§ Exercise brief
Say how many lines of the listing below contain "title", giving the number and nothing else.

── Information supplied

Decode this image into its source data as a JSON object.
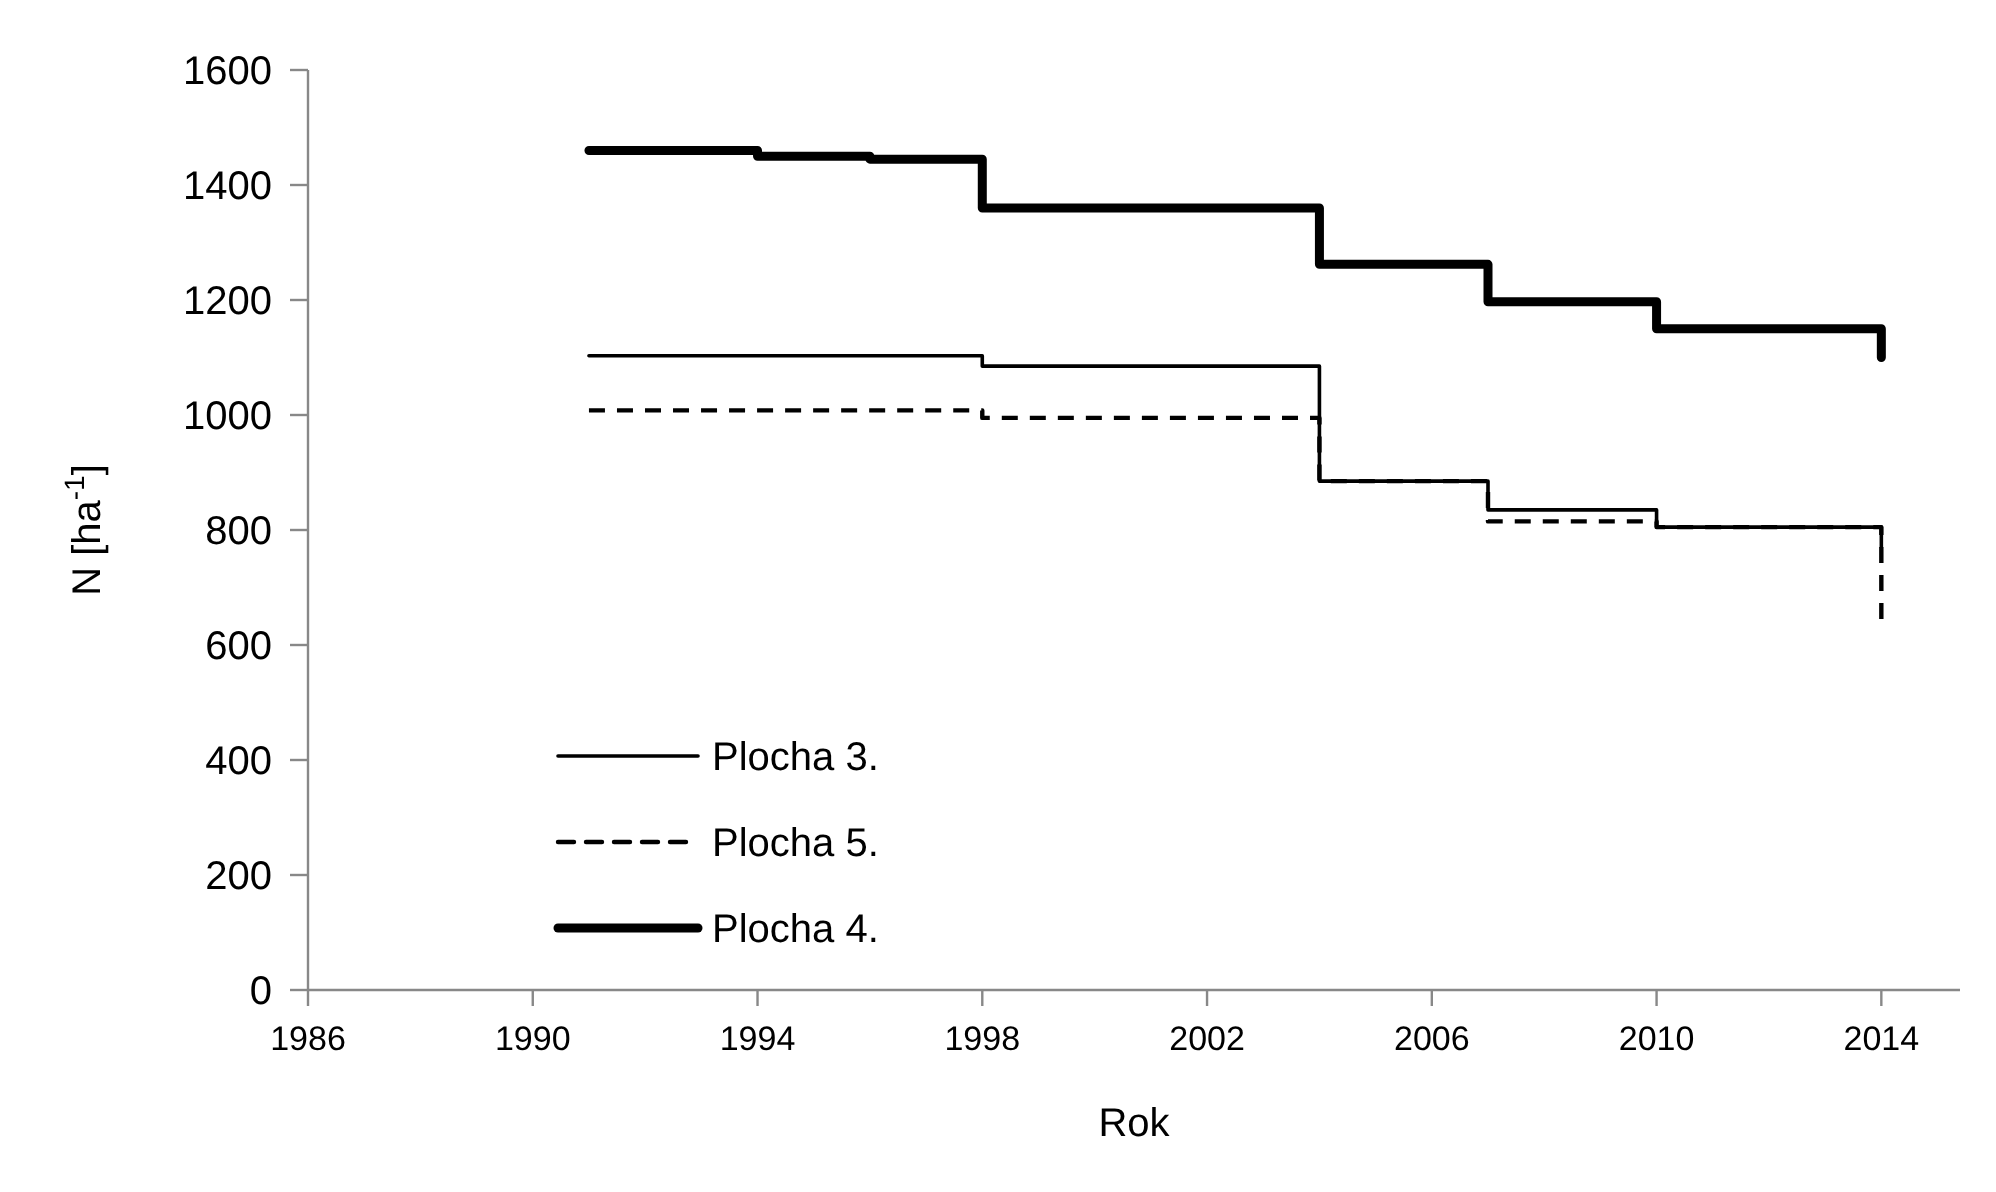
{
  "chart_data": {
    "type": "step",
    "xlabel": "Rok",
    "ylabel": "N [ha$^{-1}$]",
    "xlim": [
      1986,
      2015.4
    ],
    "xticks": [
      1986,
      1990,
      1994,
      1998,
      2002,
      2006,
      2010,
      2014
    ],
    "ylim": [
      0,
      1600
    ],
    "yticks": [
      0,
      200,
      400,
      600,
      800,
      1000,
      1200,
      1400,
      1600
    ],
    "grid": false,
    "legend": "bottom left",
    "marker": "none",
    "series": [
      {
        "name": "Plocha 3.",
        "color": "#000000",
        "line_style": "solid",
        "x": [
          1991,
          1998,
          2004,
          2007,
          2010,
          2014
        ],
        "values": [
          1103,
          1085,
          885,
          835,
          805,
          770
        ]
      },
      {
        "name": "Plocha 5.",
        "color": "#000000",
        "line_style": "dashed",
        "x": [
          1991,
          1998,
          2004,
          2007,
          2010,
          2014
        ],
        "values": [
          1008,
          995,
          885,
          815,
          805,
          645
        ]
      },
      {
        "name": "Plocha 4.",
        "color": "#000000",
        "line_style": "solid",
        "x": [
          1991,
          1994,
          1996,
          1998,
          2004,
          2007,
          2010,
          2014
        ],
        "values": [
          1460,
          1450,
          1445,
          1360,
          1262,
          1197,
          1150,
          1100
        ]
      }
    ]
  }
}
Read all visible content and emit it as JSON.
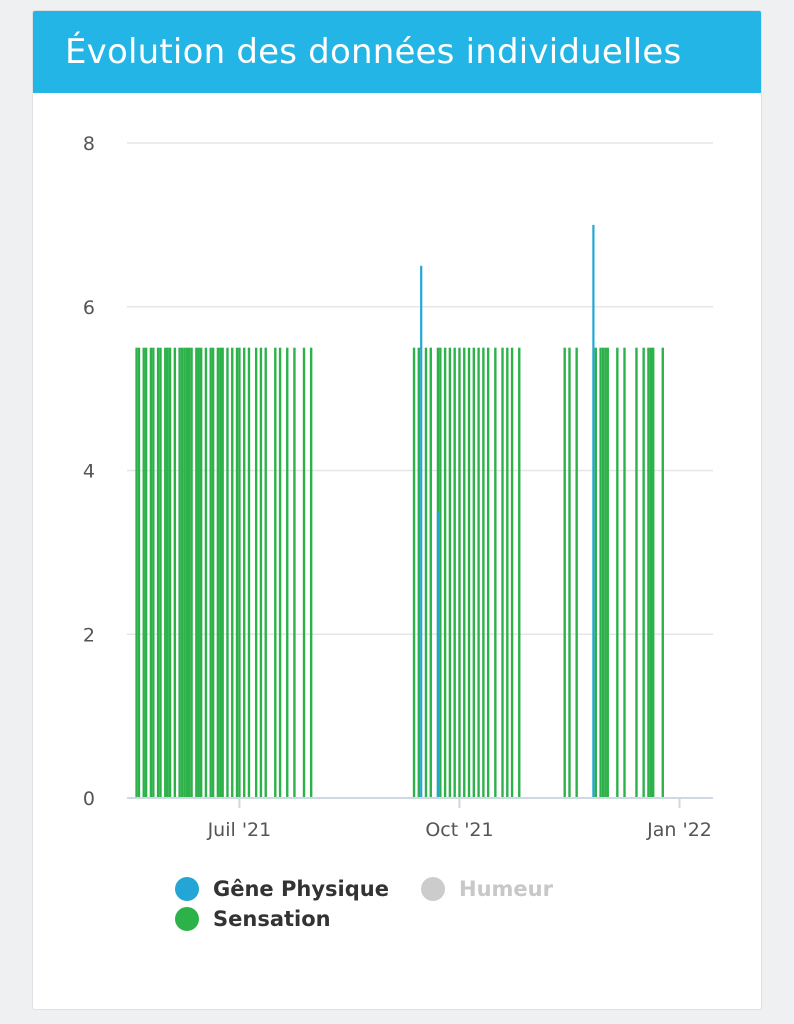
{
  "header": {
    "title": "Évolution des données individuelles"
  },
  "chart_data": {
    "type": "bar",
    "title": "Évolution des données individuelles",
    "xlabel": "",
    "ylabel": "",
    "ylim": [
      0,
      8
    ],
    "y_ticks": [
      0,
      2,
      4,
      6,
      8
    ],
    "x_range": [
      "2021-05-15",
      "2022-01-15"
    ],
    "x_ticks": [
      {
        "date": "2021-07-01",
        "label": "Juil '21"
      },
      {
        "date": "2021-10-01",
        "label": "Oct '21"
      },
      {
        "date": "2022-01-01",
        "label": "Jan '22"
      }
    ],
    "grid": true,
    "legend_placement": "bottom",
    "series": [
      {
        "name": "Gêne Physique",
        "color": "#23a6d5",
        "visible": true,
        "points": [
          {
            "date": "2021-09-15",
            "value": 6.5
          },
          {
            "date": "2021-09-22",
            "value": 3.5
          },
          {
            "date": "2021-11-26",
            "value": 7
          }
        ]
      },
      {
        "name": "Sensation",
        "color": "#2db24a",
        "visible": true,
        "value": 5.5,
        "dates": [
          "2021-05-19",
          "2021-05-20",
          "2021-05-22",
          "2021-05-23",
          "2021-05-25",
          "2021-05-26",
          "2021-05-28",
          "2021-05-29",
          "2021-05-31",
          "2021-06-01",
          "2021-06-02",
          "2021-06-04",
          "2021-06-06",
          "2021-06-07",
          "2021-06-08",
          "2021-06-09",
          "2021-06-10",
          "2021-06-11",
          "2021-06-13",
          "2021-06-14",
          "2021-06-15",
          "2021-06-17",
          "2021-06-19",
          "2021-06-20",
          "2021-06-22",
          "2021-06-23",
          "2021-06-24",
          "2021-06-26",
          "2021-06-28",
          "2021-06-30",
          "2021-07-01",
          "2021-07-03",
          "2021-07-05",
          "2021-07-08",
          "2021-07-10",
          "2021-07-12",
          "2021-07-16",
          "2021-07-18",
          "2021-07-21",
          "2021-07-24",
          "2021-07-28",
          "2021-07-31",
          "2021-09-12",
          "2021-09-14",
          "2021-09-17",
          "2021-09-19",
          "2021-09-22",
          "2021-09-23",
          "2021-09-25",
          "2021-09-27",
          "2021-09-29",
          "2021-10-01",
          "2021-10-03",
          "2021-10-05",
          "2021-10-07",
          "2021-10-09",
          "2021-10-11",
          "2021-10-13",
          "2021-10-16",
          "2021-10-19",
          "2021-10-21",
          "2021-10-23",
          "2021-10-26",
          "2021-11-14",
          "2021-11-16",
          "2021-11-19",
          "2021-11-27",
          "2021-11-29",
          "2021-11-30",
          "2021-12-01",
          "2021-12-02",
          "2021-12-06",
          "2021-12-09",
          "2021-12-14",
          "2021-12-17",
          "2021-12-19",
          "2021-12-20",
          "2021-12-21",
          "2021-12-25"
        ]
      },
      {
        "name": "Humeur",
        "color": "#cccccc",
        "visible": false
      }
    ]
  },
  "legend": [
    {
      "label": "Gêne Physique",
      "color": "#23a6d5",
      "active": true
    },
    {
      "label": "Humeur",
      "color": "#cccccc",
      "active": false
    },
    {
      "label": "Sensation",
      "color": "#2db24a",
      "active": true
    }
  ]
}
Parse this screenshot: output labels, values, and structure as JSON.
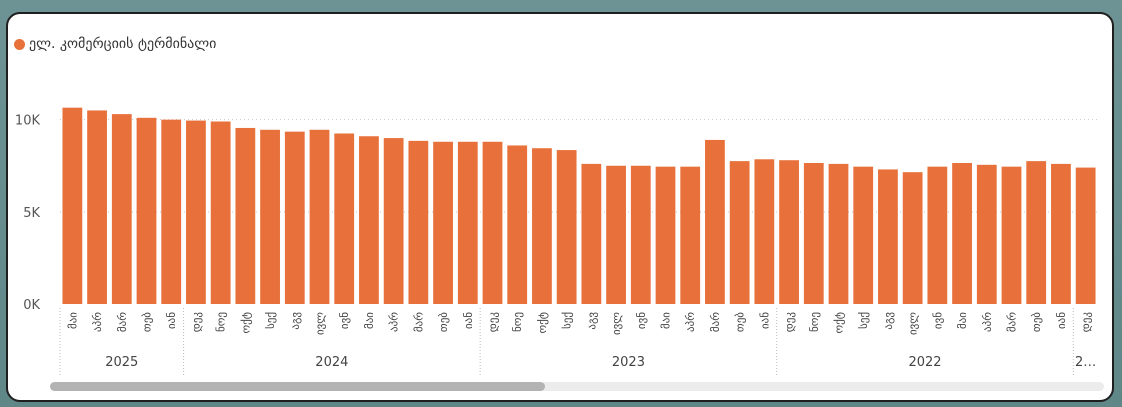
{
  "legend": {
    "label": "ელ. კომერციის ტერმინალი",
    "color": "#e8703a"
  },
  "chart_data": {
    "type": "bar",
    "series_name": "ელ. კომერციის ტერმინალი",
    "bar_color": "#e8703a",
    "ylim": [
      0,
      11500
    ],
    "yticks": [
      {
        "value": 0,
        "label": "0K"
      },
      {
        "value": 5000,
        "label": "5K"
      },
      {
        "value": 10000,
        "label": "10K"
      }
    ],
    "categories": [
      "მაი",
      "აპრ",
      "მარ",
      "თებ",
      "იან",
      "დეკ",
      "ნოე",
      "ოქტ",
      "სექ",
      "აგვ",
      "ივლ",
      "ივნ",
      "მაი",
      "აპრ",
      "მარ",
      "თებ",
      "იან",
      "დეკ",
      "ნოე",
      "ოქტ",
      "სექ",
      "აგვ",
      "ივლ",
      "ივნ",
      "მაი",
      "აპრ",
      "მარ",
      "თებ",
      "იან",
      "დეკ",
      "ნოე",
      "ოქტ",
      "სექ",
      "აგვ",
      "ივლ",
      "ივნ",
      "მაი",
      "აპრ",
      "მარ",
      "თებ",
      "იან",
      "დეკ"
    ],
    "values": [
      10650,
      10500,
      10300,
      10100,
      10000,
      9950,
      9900,
      9550,
      9450,
      9350,
      9450,
      9250,
      9100,
      9000,
      8850,
      8800,
      8800,
      8800,
      8600,
      8450,
      8350,
      7600,
      7500,
      7500,
      7450,
      7450,
      8900,
      7750,
      7850,
      7800,
      7650,
      7600,
      7450,
      7300,
      7150,
      7450,
      7650,
      7550,
      7450,
      7750,
      7600,
      7400
    ],
    "years": [
      {
        "label": "2025",
        "start": 0,
        "count": 5
      },
      {
        "label": "2024",
        "start": 5,
        "count": 12
      },
      {
        "label": "2023",
        "start": 17,
        "count": 12
      },
      {
        "label": "2022",
        "start": 29,
        "count": 12
      },
      {
        "label": "2…",
        "start": 41,
        "count": 1
      }
    ]
  }
}
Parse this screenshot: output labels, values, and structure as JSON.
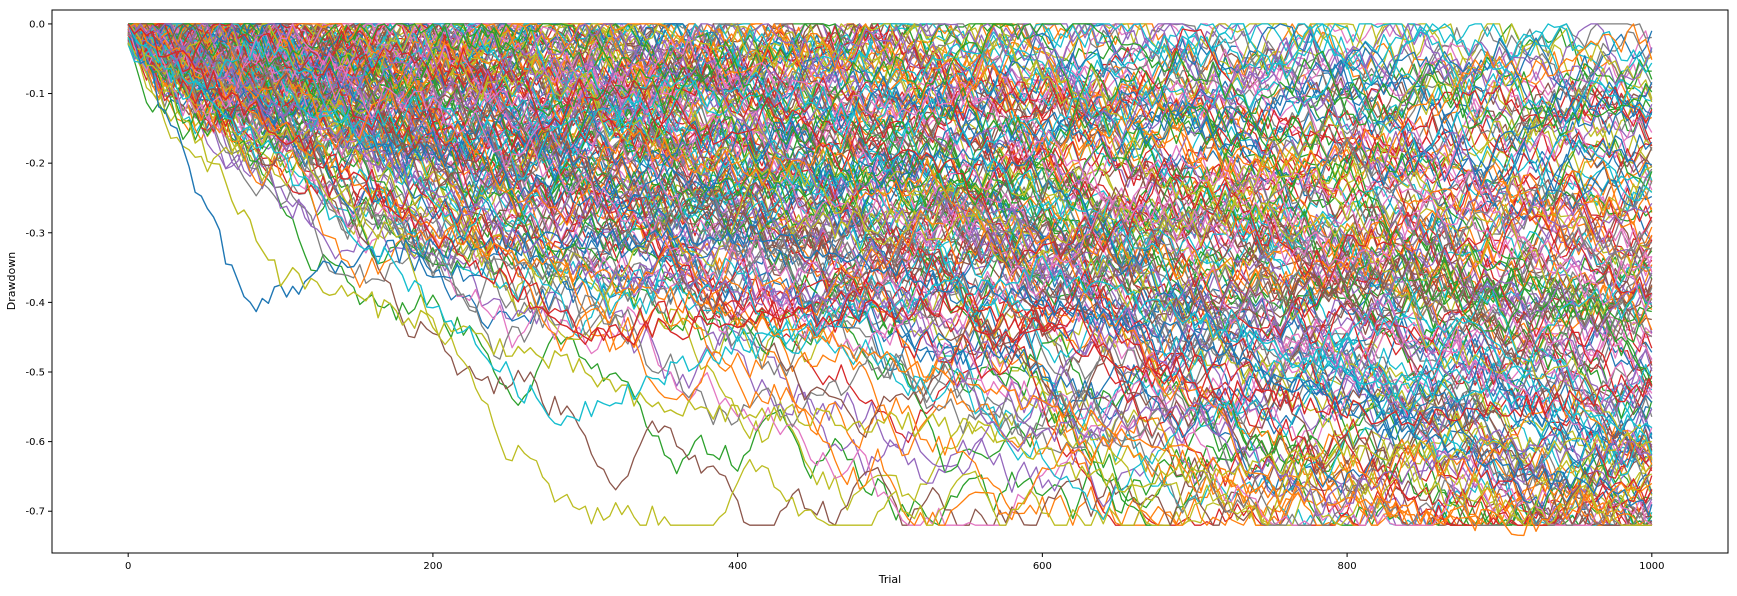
{
  "chart_data": {
    "type": "line",
    "title": "",
    "xlabel": "Trial",
    "ylabel": "Drawdown",
    "xlim": [
      -50,
      1050
    ],
    "ylim": [
      -0.76,
      0.02
    ],
    "xticks": [
      0,
      200,
      400,
      600,
      800,
      1000
    ],
    "xtick_labels": [
      "0",
      "200",
      "400",
      "600",
      "800",
      "1000"
    ],
    "yticks": [
      0.0,
      -0.1,
      -0.2,
      -0.3,
      -0.4,
      -0.5,
      -0.6,
      -0.7
    ],
    "ytick_labels": [
      "0.0",
      "-0.1",
      "-0.2",
      "-0.3",
      "-0.4",
      "-0.5",
      "-0.6",
      "-0.7"
    ],
    "grid": false,
    "legend": "none",
    "colors": [
      "#1f77b4",
      "#ff7f0e",
      "#2ca02c",
      "#d62728",
      "#9467bd",
      "#8c564b",
      "#e377c2",
      "#7f7f7f",
      "#bcbd22",
      "#17becf"
    ],
    "series_description": "Many simulated drawdown paths over 1000 trials, each starting at 0.0 and ranging down to about -0.72",
    "x_start": 0,
    "x_end": 1000,
    "representative_series": [
      {
        "color": "#1f77b4",
        "points": [
          [
            0,
            0.0
          ],
          [
            80,
            -0.41
          ],
          [
            150,
            -0.33
          ],
          [
            400,
            -0.3
          ],
          [
            700,
            -0.45
          ],
          [
            850,
            -0.6
          ],
          [
            1000,
            -0.69
          ]
        ]
      },
      {
        "color": "#ff7f0e",
        "points": [
          [
            0,
            0.0
          ],
          [
            200,
            -0.3
          ],
          [
            450,
            -0.45
          ],
          [
            620,
            -0.56
          ],
          [
            760,
            -0.68
          ],
          [
            920,
            -0.72
          ],
          [
            1000,
            -0.66
          ]
        ]
      },
      {
        "color": "#bcbd22",
        "points": [
          [
            0,
            0.0
          ],
          [
            100,
            -0.36
          ],
          [
            300,
            -0.5
          ],
          [
            340,
            -0.55
          ],
          [
            550,
            -0.58
          ],
          [
            650,
            -0.66
          ],
          [
            800,
            -0.62
          ],
          [
            1000,
            -0.6
          ]
        ]
      },
      {
        "color": "#17becf",
        "points": [
          [
            0,
            0.0
          ],
          [
            200,
            -0.4
          ],
          [
            280,
            -0.57
          ],
          [
            400,
            -0.46
          ],
          [
            600,
            -0.35
          ],
          [
            800,
            -0.5
          ],
          [
            1000,
            -0.58
          ]
        ]
      },
      {
        "color": "#9467bd",
        "points": [
          [
            0,
            0.0
          ],
          [
            300,
            -0.36
          ],
          [
            500,
            -0.4
          ],
          [
            580,
            -0.6
          ],
          [
            700,
            -0.55
          ],
          [
            780,
            -0.69
          ],
          [
            900,
            -0.6
          ],
          [
            1000,
            -0.62
          ]
        ]
      },
      {
        "color": "#d62728",
        "points": [
          [
            0,
            0.0
          ],
          [
            300,
            -0.45
          ],
          [
            550,
            -0.4
          ],
          [
            700,
            -0.52
          ],
          [
            850,
            -0.57
          ],
          [
            1000,
            -0.52
          ]
        ]
      }
    ]
  }
}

────

§ The result
3